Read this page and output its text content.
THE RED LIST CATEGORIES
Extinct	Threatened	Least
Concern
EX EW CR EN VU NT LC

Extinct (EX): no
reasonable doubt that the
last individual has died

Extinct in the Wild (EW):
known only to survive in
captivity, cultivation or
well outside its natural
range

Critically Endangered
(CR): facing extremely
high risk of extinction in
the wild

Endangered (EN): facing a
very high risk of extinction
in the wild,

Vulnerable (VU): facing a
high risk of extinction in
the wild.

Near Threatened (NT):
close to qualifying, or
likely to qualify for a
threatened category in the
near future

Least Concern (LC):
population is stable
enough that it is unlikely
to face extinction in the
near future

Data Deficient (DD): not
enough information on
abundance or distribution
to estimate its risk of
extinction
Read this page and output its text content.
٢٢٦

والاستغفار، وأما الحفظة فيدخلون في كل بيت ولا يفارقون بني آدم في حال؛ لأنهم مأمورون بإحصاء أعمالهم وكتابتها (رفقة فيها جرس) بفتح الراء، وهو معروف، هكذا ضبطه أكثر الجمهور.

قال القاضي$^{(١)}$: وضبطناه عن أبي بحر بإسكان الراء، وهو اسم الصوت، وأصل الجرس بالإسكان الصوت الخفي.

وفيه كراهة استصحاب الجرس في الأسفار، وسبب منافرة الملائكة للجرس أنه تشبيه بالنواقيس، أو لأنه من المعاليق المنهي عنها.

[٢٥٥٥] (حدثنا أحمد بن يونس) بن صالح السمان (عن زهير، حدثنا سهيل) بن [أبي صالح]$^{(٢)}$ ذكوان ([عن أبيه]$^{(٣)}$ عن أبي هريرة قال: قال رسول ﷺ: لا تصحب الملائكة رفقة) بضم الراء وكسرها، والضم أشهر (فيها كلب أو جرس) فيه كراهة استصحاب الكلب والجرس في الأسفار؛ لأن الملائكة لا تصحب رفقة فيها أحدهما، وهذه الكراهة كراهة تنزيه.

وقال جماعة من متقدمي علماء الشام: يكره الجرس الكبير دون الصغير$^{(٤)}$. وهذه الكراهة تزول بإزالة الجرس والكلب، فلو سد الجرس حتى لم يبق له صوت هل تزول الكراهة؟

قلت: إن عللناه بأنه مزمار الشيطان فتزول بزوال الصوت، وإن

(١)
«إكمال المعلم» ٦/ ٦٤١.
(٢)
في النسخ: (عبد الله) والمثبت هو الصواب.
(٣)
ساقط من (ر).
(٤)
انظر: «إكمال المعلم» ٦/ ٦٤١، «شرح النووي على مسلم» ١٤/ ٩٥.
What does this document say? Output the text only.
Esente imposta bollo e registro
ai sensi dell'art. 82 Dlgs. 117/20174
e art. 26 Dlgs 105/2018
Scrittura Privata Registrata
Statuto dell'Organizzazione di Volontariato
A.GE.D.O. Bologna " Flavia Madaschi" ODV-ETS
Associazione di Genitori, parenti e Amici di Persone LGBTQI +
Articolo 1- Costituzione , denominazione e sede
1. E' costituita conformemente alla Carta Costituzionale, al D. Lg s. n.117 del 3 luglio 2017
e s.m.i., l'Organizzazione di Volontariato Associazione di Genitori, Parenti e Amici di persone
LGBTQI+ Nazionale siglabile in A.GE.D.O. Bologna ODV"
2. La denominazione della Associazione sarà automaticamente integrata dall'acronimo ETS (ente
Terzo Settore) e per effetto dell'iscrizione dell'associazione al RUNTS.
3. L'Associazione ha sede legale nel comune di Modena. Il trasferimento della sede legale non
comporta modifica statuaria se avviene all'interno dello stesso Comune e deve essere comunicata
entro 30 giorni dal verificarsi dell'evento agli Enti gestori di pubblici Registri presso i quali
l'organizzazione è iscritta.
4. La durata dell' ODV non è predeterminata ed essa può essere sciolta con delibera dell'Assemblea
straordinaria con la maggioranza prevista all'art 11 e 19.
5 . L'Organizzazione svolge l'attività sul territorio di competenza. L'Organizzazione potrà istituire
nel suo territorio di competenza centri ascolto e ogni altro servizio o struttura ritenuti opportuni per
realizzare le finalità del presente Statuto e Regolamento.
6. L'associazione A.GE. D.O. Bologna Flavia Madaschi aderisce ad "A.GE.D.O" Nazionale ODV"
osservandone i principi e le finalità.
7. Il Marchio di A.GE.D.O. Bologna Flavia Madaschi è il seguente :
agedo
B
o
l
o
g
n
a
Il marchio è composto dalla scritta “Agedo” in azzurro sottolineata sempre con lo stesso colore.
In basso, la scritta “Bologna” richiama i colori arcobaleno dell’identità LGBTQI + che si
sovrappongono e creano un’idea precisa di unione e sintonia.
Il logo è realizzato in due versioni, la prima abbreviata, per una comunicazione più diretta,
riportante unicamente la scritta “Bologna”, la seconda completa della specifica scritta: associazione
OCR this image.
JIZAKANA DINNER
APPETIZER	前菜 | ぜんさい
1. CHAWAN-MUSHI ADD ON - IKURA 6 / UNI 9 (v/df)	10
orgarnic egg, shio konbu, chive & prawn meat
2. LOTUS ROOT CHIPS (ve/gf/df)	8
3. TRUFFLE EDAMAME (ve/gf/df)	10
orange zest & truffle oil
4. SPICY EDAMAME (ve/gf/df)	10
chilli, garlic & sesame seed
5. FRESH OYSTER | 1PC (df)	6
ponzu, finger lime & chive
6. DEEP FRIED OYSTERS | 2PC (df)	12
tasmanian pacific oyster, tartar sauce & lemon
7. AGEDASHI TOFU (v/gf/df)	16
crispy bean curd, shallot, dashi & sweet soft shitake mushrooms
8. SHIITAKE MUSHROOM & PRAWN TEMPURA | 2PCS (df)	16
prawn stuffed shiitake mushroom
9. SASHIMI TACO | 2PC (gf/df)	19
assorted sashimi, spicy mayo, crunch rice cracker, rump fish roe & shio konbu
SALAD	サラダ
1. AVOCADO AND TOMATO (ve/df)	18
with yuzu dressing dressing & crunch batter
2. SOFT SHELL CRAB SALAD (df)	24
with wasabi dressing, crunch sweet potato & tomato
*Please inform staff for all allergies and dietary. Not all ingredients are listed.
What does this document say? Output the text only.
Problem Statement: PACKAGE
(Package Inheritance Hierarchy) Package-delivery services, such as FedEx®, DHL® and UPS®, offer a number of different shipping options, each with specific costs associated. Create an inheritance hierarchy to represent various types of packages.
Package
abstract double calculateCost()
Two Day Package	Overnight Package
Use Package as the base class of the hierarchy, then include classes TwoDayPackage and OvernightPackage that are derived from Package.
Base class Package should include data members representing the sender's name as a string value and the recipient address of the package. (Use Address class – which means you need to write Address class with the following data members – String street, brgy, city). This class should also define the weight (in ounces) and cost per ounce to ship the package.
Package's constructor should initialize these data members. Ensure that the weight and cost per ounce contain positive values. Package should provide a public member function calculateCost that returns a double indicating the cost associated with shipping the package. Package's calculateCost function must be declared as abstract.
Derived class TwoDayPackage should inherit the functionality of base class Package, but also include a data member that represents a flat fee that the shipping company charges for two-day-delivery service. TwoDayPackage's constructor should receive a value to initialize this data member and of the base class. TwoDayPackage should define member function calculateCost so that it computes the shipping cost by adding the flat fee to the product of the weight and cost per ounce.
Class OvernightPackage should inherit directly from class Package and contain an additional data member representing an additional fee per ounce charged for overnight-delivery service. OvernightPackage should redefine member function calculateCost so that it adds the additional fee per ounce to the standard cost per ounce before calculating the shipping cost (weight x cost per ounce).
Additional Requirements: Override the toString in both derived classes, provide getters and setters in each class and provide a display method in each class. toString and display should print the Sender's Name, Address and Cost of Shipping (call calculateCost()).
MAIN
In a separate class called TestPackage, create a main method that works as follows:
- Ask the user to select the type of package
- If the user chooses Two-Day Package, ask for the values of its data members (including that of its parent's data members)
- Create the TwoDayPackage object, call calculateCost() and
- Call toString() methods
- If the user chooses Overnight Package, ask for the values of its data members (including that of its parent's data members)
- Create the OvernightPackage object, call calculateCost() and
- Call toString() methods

—————

Review the preceding data and report every line that includes the string "konbu".

* **OUTPUT**:
orgarnic egg, shio konbu, chive & prawn meat
assorted sashimi, spicy mayo, crunch rice cracker, rump fish roe & shio konbu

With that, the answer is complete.